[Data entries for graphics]
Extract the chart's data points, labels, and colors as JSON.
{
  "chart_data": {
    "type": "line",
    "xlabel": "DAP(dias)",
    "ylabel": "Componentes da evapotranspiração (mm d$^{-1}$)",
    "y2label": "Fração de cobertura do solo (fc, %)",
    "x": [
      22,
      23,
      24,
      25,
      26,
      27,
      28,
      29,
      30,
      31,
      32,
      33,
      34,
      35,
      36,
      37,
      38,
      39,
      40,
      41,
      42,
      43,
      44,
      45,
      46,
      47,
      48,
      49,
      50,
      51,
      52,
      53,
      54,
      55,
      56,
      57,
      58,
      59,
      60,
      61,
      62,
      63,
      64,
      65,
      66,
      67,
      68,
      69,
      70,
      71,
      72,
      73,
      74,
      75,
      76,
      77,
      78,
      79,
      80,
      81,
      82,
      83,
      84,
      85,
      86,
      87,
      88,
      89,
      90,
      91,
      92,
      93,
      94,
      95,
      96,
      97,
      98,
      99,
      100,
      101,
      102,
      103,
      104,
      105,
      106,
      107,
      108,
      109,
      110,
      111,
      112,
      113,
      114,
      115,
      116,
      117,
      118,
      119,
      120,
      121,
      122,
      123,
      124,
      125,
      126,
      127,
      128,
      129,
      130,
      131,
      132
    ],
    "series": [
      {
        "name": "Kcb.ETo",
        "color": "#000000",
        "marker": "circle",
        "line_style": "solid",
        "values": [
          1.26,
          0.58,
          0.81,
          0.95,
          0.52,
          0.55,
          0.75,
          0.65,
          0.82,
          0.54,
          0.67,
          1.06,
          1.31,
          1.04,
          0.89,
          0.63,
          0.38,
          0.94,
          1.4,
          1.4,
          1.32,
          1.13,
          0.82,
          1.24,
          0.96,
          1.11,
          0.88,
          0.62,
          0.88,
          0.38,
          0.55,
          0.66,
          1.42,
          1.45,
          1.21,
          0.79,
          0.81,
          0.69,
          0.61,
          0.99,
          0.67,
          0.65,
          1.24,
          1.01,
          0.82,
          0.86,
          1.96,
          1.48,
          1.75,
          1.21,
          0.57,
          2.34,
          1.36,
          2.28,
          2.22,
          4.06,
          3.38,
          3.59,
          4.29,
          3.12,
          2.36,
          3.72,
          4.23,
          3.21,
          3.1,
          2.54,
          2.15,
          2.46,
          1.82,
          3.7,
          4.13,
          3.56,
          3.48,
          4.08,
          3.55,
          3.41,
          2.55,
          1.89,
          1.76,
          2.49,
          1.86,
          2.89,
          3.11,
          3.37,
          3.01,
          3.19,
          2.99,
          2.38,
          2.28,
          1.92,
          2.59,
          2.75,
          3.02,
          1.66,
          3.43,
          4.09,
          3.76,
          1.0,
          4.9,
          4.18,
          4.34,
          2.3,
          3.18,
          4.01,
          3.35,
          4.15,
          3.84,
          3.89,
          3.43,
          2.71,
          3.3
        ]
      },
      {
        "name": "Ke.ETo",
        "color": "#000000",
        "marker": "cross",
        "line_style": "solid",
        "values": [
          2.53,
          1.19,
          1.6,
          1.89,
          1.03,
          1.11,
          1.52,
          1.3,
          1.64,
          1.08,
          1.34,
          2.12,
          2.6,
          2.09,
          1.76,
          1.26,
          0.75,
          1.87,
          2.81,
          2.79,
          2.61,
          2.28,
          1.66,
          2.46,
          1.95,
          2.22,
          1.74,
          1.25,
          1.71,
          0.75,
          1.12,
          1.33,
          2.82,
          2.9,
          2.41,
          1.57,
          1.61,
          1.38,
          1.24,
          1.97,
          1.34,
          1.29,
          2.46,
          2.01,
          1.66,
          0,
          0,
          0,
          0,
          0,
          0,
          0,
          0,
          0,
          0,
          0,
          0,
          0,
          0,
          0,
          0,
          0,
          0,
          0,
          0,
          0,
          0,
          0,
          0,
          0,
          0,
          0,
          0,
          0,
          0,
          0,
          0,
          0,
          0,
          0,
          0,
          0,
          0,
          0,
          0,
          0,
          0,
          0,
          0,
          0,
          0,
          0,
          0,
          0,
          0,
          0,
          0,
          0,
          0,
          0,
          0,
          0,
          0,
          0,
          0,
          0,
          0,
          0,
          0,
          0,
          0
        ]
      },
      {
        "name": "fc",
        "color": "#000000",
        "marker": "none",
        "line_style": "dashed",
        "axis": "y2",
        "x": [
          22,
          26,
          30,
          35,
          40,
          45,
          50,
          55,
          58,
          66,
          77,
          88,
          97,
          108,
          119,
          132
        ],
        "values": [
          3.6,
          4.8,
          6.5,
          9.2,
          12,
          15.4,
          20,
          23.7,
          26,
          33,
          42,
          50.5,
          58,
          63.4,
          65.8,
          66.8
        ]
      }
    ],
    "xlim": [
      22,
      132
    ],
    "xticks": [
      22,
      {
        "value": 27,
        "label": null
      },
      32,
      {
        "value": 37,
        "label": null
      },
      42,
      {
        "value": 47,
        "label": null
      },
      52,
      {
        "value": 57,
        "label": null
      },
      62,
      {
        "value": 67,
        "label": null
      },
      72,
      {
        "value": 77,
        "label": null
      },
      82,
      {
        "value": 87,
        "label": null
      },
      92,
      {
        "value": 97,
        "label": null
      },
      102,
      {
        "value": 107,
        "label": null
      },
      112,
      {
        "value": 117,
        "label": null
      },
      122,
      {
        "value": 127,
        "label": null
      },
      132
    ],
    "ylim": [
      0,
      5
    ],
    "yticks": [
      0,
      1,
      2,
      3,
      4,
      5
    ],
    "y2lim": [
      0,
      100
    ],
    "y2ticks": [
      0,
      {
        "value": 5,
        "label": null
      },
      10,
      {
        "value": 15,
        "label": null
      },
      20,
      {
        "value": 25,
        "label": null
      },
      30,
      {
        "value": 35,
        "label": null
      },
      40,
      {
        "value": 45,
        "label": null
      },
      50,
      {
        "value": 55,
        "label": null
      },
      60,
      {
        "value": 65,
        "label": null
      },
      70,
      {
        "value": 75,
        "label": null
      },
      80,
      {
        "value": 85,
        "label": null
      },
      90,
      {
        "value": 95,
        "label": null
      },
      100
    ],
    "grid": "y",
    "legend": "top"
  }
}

▸ **AIM OF THE TASK**:
All of the data needs to be printed once more, exactly.

▸ **PROBLEM SOLUTION**:
Extract the chart's data points, labels, and colors as JSON.
{
  "chart_data": {
    "type": "line",
    "xlabel": "DAP(dias)",
    "ylabel": "Componentes da evapotranspiração (mm d$^{-1}$)",
    "y2label": "Fração de cobertura do solo (fc, %)",
    "x": [
      22,
      23,
      24,
      25,
      26,
      27,
      28,
      29,
      30,
      31,
      32,
      33,
      34,
      35,
      36,
      37,
      38,
      39,
      40,
      41,
      42,
      43,
      44,
      45,
      46,
      47,
      48,
      49,
      50,
      51,
      52,
      53,
      54,
      55,
      56,
      57,
      58,
      59,
      60,
      61,
      62,
      63,
      64,
      65,
      66,
      67,
      68,
      69,
      70,
      71,
      72,
      73,
      74,
      75,
      76,
      77,
      78,
      79,
      80,
      81,
      82,
      83,
      84,
      85,
      86,
      87,
      88,
      89,
      90,
      91,
      92,
      93,
      94,
      95,
      96,
      97,
      98,
      99,
      100,
      101,
      102,
      103,
      104,
      105,
      106,
      107,
      108,
      109,
      110,
      111,
      112,
      113,
      114,
      115,
      116,
      117,
      118,
      119,
      120,
      121,
      122,
      123,
      124,
      125,
      126,
      127,
      128,
      129,
      130,
      131,
      132
    ],
    "series": [
      {
        "name": "Kcb.ETo",
        "color": "#000000",
        "marker": "circle",
        "line_style": "solid",
        "values": [
          1.26,
          0.58,
          0.81,
          0.95,
          0.52,
          0.55,
          0.75,
          0.65,
          0.82,
          0.54,
          0.67,
          1.06,
          1.31,
          1.04,
          0.89,
          0.63,
          0.38,
          0.94,
          1.4,
          1.4,
          1.32,
          1.13,
          0.82,
          1.24,
          0.96,
          1.11,
          0.88,
          0.62,
          0.88,
          0.38,
          0.55,
          0.66,
          1.42,
          1.45,
          1.21,
          0.79,
          0.81,
          0.69,
          0.61,
          0.99,
          0.67,
          0.65,
          1.24,
          1.01,
          0.82,
          0.86,
          1.96,
          1.48,
          1.75,
          1.21,
          0.57,
          2.34,
          1.36,
          2.28,
          2.22,
          4.06,
          3.38,
          3.59,
          4.29,
          3.12,
          2.36,
          3.72,
          4.23,
          3.21,
          3.1,
          2.54,
          2.15,
          2.46,
          1.82,
          3.7,
          4.13,
          3.56,
          3.48,
          4.08,
          3.55,
          3.41,
          2.55,
          1.89,
          1.76,
          2.49,
          1.86,
          2.89,
          3.11,
          3.37,
          3.01,
          3.19,
          2.99,
          2.38,
          2.28,
          1.92,
          2.59,
          2.75,
          3.02,
          1.66,
          3.43,
          4.09,
          3.76,
          1.0,
          4.9,
          4.18,
          4.34,
          2.3,
          3.18,
          4.01,
          3.35,
          4.15,
          3.84,
          3.89,
          3.43,
          2.71,
          3.3
        ]
      },
      {
        "name": "Ke.ETo",
        "color": "#000000",
        "marker": "cross",
        "line_style": "solid",
        "values": [
          2.53,
          1.19,
          1.6,
          1.89,
          1.03,
          1.11,
          1.52,
          1.3,
          1.64,
          1.08,
          1.34,
          2.12,
          2.6,
          2.09,
          1.76,
          1.26,
          0.75,
          1.87,
          2.81,
          2.79,
          2.61,
          2.28,
          1.66,
          2.46,
          1.95,
          2.22,
          1.74,
          1.25,
          1.71,
          0.75,
          1.12,
          1.33,
          2.82,
          2.9,
          2.41,
          1.57,
          1.61,
          1.38,
          1.24,
          1.97,
          1.34,
          1.29,
          2.46,
          2.01,
          1.66,
          0,
          0,
          0,
          0,
          0,
          0,
          0,
          0,
          0,
          0,
          0,
          0,
          0,
          0,
          0,
          0,
          0,
          0,
          0,
          0,
          0,
          0,
          0,
          0,
          0,
          0,
          0,
          0,
          0,
          0,
          0,
          0,
          0,
          0,
          0,
          0,
          0,
          0,
          0,
          0,
          0,
          0,
          0,
          0,
          0,
          0,
          0,
          0,
          0,
          0,
          0,
          0,
          0,
          0,
          0,
          0,
          0,
          0,
          0,
          0,
          0,
          0,
          0,
          0,
          0,
          0
        ]
      },
      {
        "name": "fc",
        "color": "#000000",
        "marker": "none",
        "line_style": "dashed",
        "axis": "y2",
        "x": [
          22,
          26,
          30,
          35,
          40,
          45,
          50,
          55,
          58,
          66,
          77,
          88,
          97,
          108,
          119,
          132
        ],
        "values": [
          3.6,
          4.8,
          6.5,
          9.2,
          12,
          15.4,
          20,
          23.7,
          26,
          33,
          42,
          50.5,
          58,
          63.4,
          65.8,
          66.8
        ]
      }
    ],
    "xlim": [
      22,
      132
    ],
    "xticks": [
      22,
      {
        "value": 27,
        "label": null
      },
      32,
      {
        "value": 37,
        "label": null
      },
      42,
      {
        "value": 47,
        "label": null
      },
      52,
      {
        "value": 57,
        "label": null
      },
      62,
      {
        "value": 67,
        "label": null
      },
      72,
      {
        "value": 77,
        "label": null
      },
      82,
      {
        "value": 87,
        "label": null
      },
      92,
      {
        "value": 97,
        "label": null
      },
      102,
      {
        "value": 107,
        "label": null
      },
      112,
      {
        "value": 117,
        "label": null
      },
      122,
      {
        "value": 127,
        "label": null
      },
      132
    ],
    "ylim": [
      0,
      5
    ],
    "yticks": [
      0,
      1,
      2,
      3,
      4,
      5
    ],
    "y2lim": [
      0,
      100
    ],
    "y2ticks": [
      0,
      {
        "value": 5,
        "label": null
      },
      10,
      {
        "value": 15,
        "label": null
      },
      20,
      {
        "value": 25,
        "label": null
      },
      30,
      {
        "value": 35,
        "label": null
      },
      40,
      {
        "value": 45,
        "label": null
      },
      50,
      {
        "value": 55,
        "label": null
      },
      60,
      {
        "value": 65,
        "label": null
      },
      70,
      {
        "value": 75,
        "label": null
      },
      80,
      {
        "value": 85,
        "label": null
      },
      90,
      {
        "value": 95,
        "label": null
      },
      100
    ],
    "grid": "y",
    "legend": "top"
  }
}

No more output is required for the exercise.